::: GIVEN ENTRIES :::

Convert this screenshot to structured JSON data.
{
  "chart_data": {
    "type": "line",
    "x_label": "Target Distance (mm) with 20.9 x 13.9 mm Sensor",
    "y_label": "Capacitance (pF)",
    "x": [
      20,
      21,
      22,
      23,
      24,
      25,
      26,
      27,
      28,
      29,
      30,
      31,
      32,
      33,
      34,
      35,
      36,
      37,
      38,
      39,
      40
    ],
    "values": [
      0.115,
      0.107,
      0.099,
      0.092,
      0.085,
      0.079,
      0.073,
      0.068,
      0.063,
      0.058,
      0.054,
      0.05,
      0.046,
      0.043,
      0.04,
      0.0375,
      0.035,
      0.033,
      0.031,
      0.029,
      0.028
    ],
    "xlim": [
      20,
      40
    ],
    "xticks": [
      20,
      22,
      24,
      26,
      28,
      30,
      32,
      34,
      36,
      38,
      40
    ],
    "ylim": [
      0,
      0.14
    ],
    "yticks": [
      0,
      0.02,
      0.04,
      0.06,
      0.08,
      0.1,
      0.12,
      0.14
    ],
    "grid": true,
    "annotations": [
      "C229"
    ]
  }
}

:::

**WHAT THE TASK ASKS:** Every entry above needs to be quoted exactly.

**RESPONSE TO THIS TASK:**
Convert this screenshot to structured JSON data.
{
  "chart_data": {
    "type": "line",
    "x_label": "Target Distance (mm) with 20.9 x 13.9 mm Sensor",
    "y_label": "Capacitance (pF)",
    "x": [
      20,
      21,
      22,
      23,
      24,
      25,
      26,
      27,
      28,
      29,
      30,
      31,
      32,
      33,
      34,
      35,
      36,
      37,
      38,
      39,
      40
    ],
    "values": [
      0.115,
      0.107,
      0.099,
      0.092,
      0.085,
      0.079,
      0.073,
      0.068,
      0.063,
      0.058,
      0.054,
      0.05,
      0.046,
      0.043,
      0.04,
      0.0375,
      0.035,
      0.033,
      0.031,
      0.029,
      0.028
    ],
    "xlim": [
      20,
      40
    ],
    "xticks": [
      20,
      22,
      24,
      26,
      28,
      30,
      32,
      34,
      36,
      38,
      40
    ],
    "ylim": [
      0,
      0.14
    ],
    "yticks": [
      0,
      0.02,
      0.04,
      0.06,
      0.08,
      0.1,
      0.12,
      0.14
    ],
    "grid": true,
    "annotations": [
      "C229"
    ]
  }
}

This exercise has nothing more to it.